> **Your instructions**
Copy out the whole stabilization and assessment text below word for word.

Top of Extract

Initial Stabilization and Assessment
Blood Pressure Control
- Initiate IV magnesium sulfate immediately to prevent eclamptic seizures and provide neuroprotection 2
- Control severe hypertension (>160/105 mmHg) with IV labetalol or hydralazine to prevent intracranial hemorrhage and eclampsia 3, 2
- Target mean arterial pressure below 105 mmHg 3
Essential Laboratory Investigations
Obtain comprehensive workup including: 3, 1
- Platelet count, white blood cell count, PCV
- Partial thromboplastin time, fibrinogen concentration, fibrin degradation products
- Peripheral blood smear for hemolysis confirmation
- Liver function tests (AST, ALT, LDH)
- Serum creatinine, urea, and uric acid
- Chest X-ray to exclude pulmonary edema
- ECG
Hemodynamic Monitoring
- Insert urinary catheter for hourly output monitoring (oliguria <400 ml/24h indicates severe disease) 3, 1
- Consider central venous catheter in critically ill patients for fluid management and volume assessment 3, 1
- Maintain strict fluid balance to avoid pulmonary edema—this is critical and differs from standard resuscitation protocols 2
Blood Product Management
Platelet Transfusion
- Transfuse platelets if count <50,000/mm³, especially before cesarean section 3, 1, 2
- Administer 6 units to achieve target platelet count >50,000/mm³ 3
Red Blood Cell Transfusion
Fresh Frozen Plasma
- Administer FFP for volume expansion and coagulopathy correction as needed 3
Timing and Mode of Delivery
Indications for Immediate Delivery
Proceed with delivery if any of the following are present: 3, 1
- Gestational age ≥32-34 weeks
- Worsening pre-eclampsia (increasing blood pressure, cerebral symptoms)

Bottom of Extract
Top of Supplied data

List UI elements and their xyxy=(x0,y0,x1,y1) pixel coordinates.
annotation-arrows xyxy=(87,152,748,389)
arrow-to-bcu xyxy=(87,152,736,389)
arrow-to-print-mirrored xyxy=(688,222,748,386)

Bottom of Supplied data

> **Answer for this exercise**
Initial Stabilization and Assessment
Blood Pressure Control
- Initiate IV magnesium sulfate immediately to prevent eclamptic seizures and provide neuroprotection 2
- Control severe hypertension (>160/105 mmHg) with IV labetalol or hydralazine to prevent intracranial hemorrhage and eclampsia 3, 2
- Target mean arterial pressure below 105 mmHg 3
Essential Laboratory Investigations
Obtain comprehensive workup including: 3, 1
- Platelet count, white blood cell count, PCV
- Partial thromboplastin time, fibrinogen concentration, fibrin degradation products
- Peripheral blood smear for hemolysis confirmation
- Liver function tests (AST, ALT, LDH)
- Serum creatinine, urea, and uric acid
- Chest X-ray to exclude pulmonary edema
- ECG
Hemodynamic Monitoring
- Insert urinary catheter for hourly output monitoring (oliguria <400 ml/24h indicates severe disease) 3, 1
- Consider central venous catheter in critically ill patients for fluid management and volume assessment 3, 1
- Maintain strict fluid balance to avoid pulmonary edema—this is critical and differs from standard resuscitation protocols 2
Blood Product Management
Platelet Transfusion
- Transfuse platelets if count <50,000/mm³, especially before cesarean section 3, 1, 2
- Administer 6 units to achieve target platelet count >50,000/mm³ 3
Red Blood Cell Transfusion
Fresh Frozen Plasma
- Administer FFP for volume expansion and coagulopathy correction as needed 3
Timing and Mode of Delivery
Indications for Immediate Delivery
Proceed with delivery if any of the following are present: 3, 1
- Gestational age ≥32-34 weeks
- Worsening pre-eclampsia (increasing blood pressure, cerebral symptoms)